-- Provided records start --
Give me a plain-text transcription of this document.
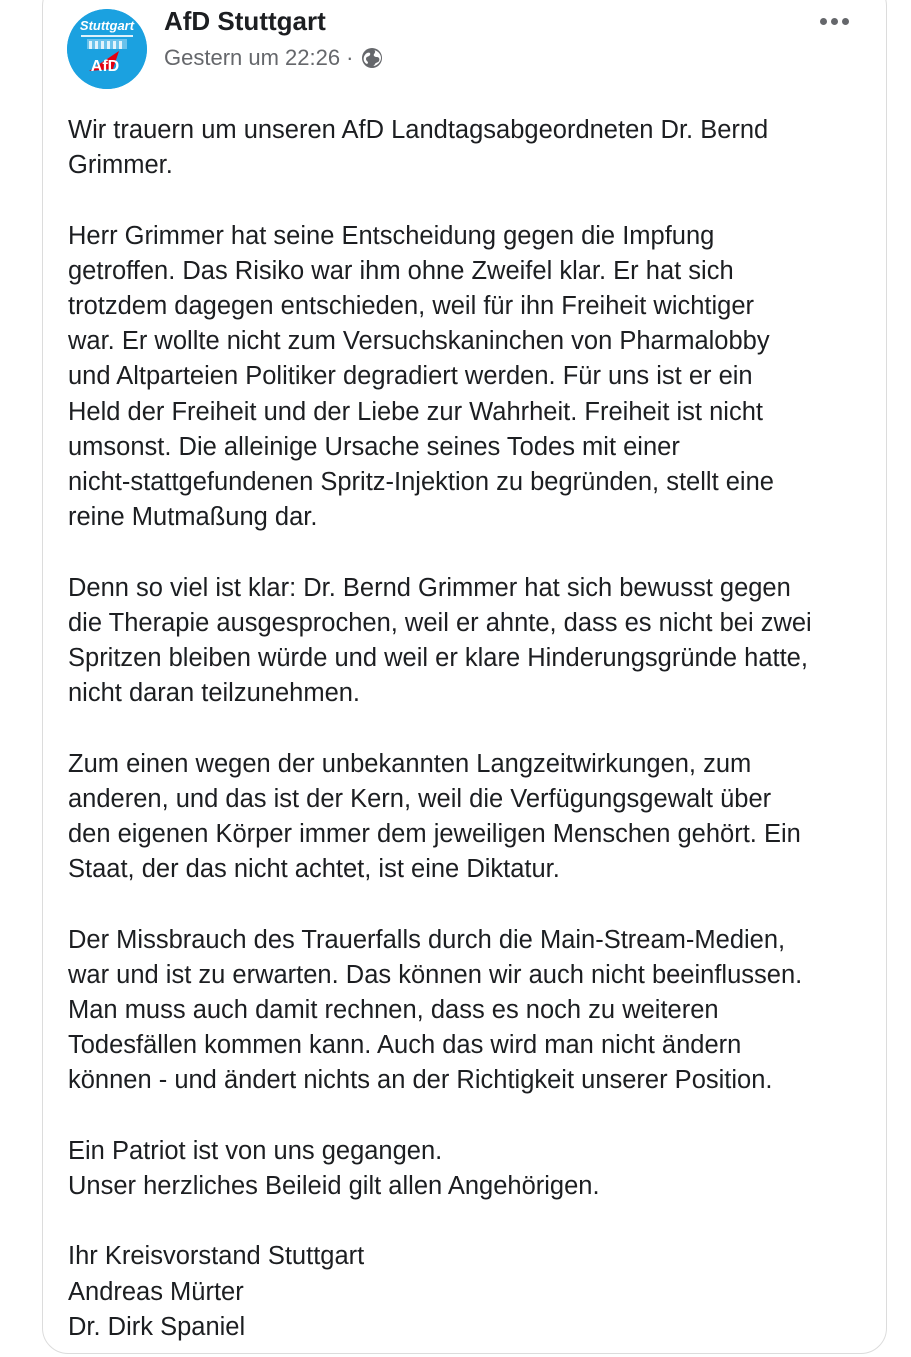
Stuttgart
AfD
AfD Stuttgart
Gestern um 22:26 ·

Wir trauern um unseren AfD Landtagsabgeordneten Dr. Bernd
Grimmer.

Herr Grimmer hat seine Entscheidung gegen die Impfung
getroffen. Das Risiko war ihm ohne Zweifel klar. Er hat sich
trotzdem dagegen entschieden, weil für ihn Freiheit wichtiger
war. Er wollte nicht zum Versuchskaninchen von Pharmalobby
und Altparteien Politiker degradiert werden. Für uns ist er ein
Held der Freiheit und der Liebe zur Wahrheit. Freiheit ist nicht
umsonst. Die alleinige Ursache seines Todes mit einer
nicht-stattgefundenen Spritz-Injektion zu begründen, stellt eine
reine Mutmaßung dar.

Denn so viel ist klar: Dr. Bernd Grimmer hat sich bewusst gegen
die Therapie ausgesprochen, weil er ahnte, dass es nicht bei zwei
Spritzen bleiben würde und weil er klare Hinderungsgründe hatte,
nicht daran teilzunehmen.

Zum einen wegen der unbekannten Langzeitwirkungen, zum
anderen, und das ist der Kern, weil die Verfügungsgewalt über
den eigenen Körper immer dem jeweiligen Menschen gehört. Ein
Staat, der das nicht achtet, ist eine Diktatur.

Der Missbrauch des Trauerfalls durch die Main-Stream-Medien,
war und ist zu erwarten. Das können wir auch nicht beeinflussen.
Man muss auch damit rechnen, dass es noch zu weiteren
Todesfällen kommen kann. Auch das wird man nicht ändern
können - und ändert nichts an der Richtigkeit unserer Position.

Ein Patriot ist von uns gegangen.
Unser herzliches Beileid gilt allen Angehörigen.

Ihr Kreisvorstand Stuttgart
Andreas Mürter
Dr. Dirk Spaniel
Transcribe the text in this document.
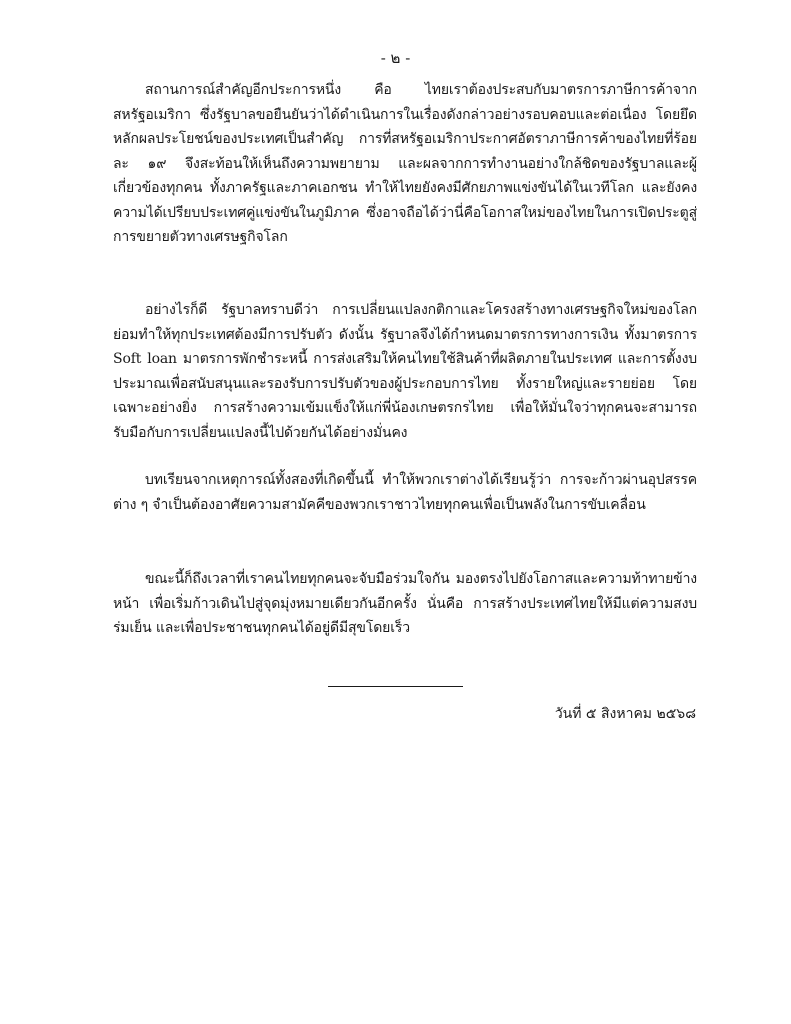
- ๒ -

สถานการณ์สำคัญอีกประการหนึ่ง คือ ไทยเราต้องประสบกับมาตรการภาษีการค้าจากสหรัฐอเมริกา ซึ่งรัฐบาลขอยืนยันว่าได้ดำเนินการในเรื่องดังกล่าวอย่างรอบคอบและต่อเนื่อง โดยยึดหลักผลประโยชน์ของประเทศเป็นสำคัญ การที่สหรัฐอเมริกาประกาศอัตราภาษีการค้าของไทยที่ร้อยละ ๑๙ จึงสะท้อนให้เห็นถึงความพยายาม และผลจากการทำงานอย่างใกล้ชิดของรัฐบาลและผู้เกี่ยวข้องทุกคน ทั้งภาครัฐและภาคเอกชน ทำให้ไทยยังคงมีศักยภาพแข่งขันได้ในเวทีโลก และยังคงความได้เปรียบประเทศคู่แข่งขันในภูมิภาค ซึ่งอาจถือได้ว่านี่คือโอกาสใหม่ของไทยในการเปิดประตูสู่การขยายตัวทางเศรษฐกิจโลก

อย่างไรก็ดี รัฐบาลทราบดีว่า การเปลี่ยนแปลงกติกาและโครงสร้างทางเศรษฐกิจใหม่ของโลก ย่อมทำให้ทุกประเทศต้องมีการปรับตัว ดังนั้น รัฐบาลจึงได้กำหนดมาตรการทางการเงิน ทั้งมาตรการ Soft loan มาตรการพักชำระหนี้ การส่งเสริมให้คนไทยใช้สินค้าที่ผลิตภายในประเทศ และการตั้งงบประมาณเพื่อสนับสนุนและรองรับการปรับตัวของผู้ประกอบการไทย ทั้งรายใหญ่และรายย่อย โดยเฉพาะอย่างยิ่ง การสร้างความเข้มแข็งให้แก่พี่น้องเกษตรกรไทย เพื่อให้มั่นใจว่าทุกคนจะสามารถรับมือกับการเปลี่ยนแปลงนี้ไปด้วยกันได้อย่างมั่นคง

บทเรียนจากเหตุการณ์ทั้งสองที่เกิดขึ้นนี้ ทำให้พวกเราต่างได้เรียนรู้ว่า การจะก้าวผ่านอุปสรรคต่าง ๆ จำเป็นต้องอาศัยความสามัคคีของพวกเราชาวไทยทุกคนเพื่อเป็นพลังในการขับเคลื่อน

ขณะนี้ก็ถึงเวลาที่เราคนไทยทุกคนจะจับมือร่วมใจกัน มองตรงไปยังโอกาสและความท้าทายข้างหน้า เพื่อเริ่มก้าวเดินไปสู่จุดมุ่งหมายเดียวกันอีกครั้ง นั่นคือ การสร้างประเทศไทยให้มีแต่ความสงบร่มเย็น และเพื่อประชาชนทุกคนได้อยู่ดีมีสุขโดยเร็ว

วันที่ ๕ สิงหาคม ๒๕๖๘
-- Provided records end --
What is asked: Report how many lines in the data include the word "this", and give nothing but the count.

Task solution: 2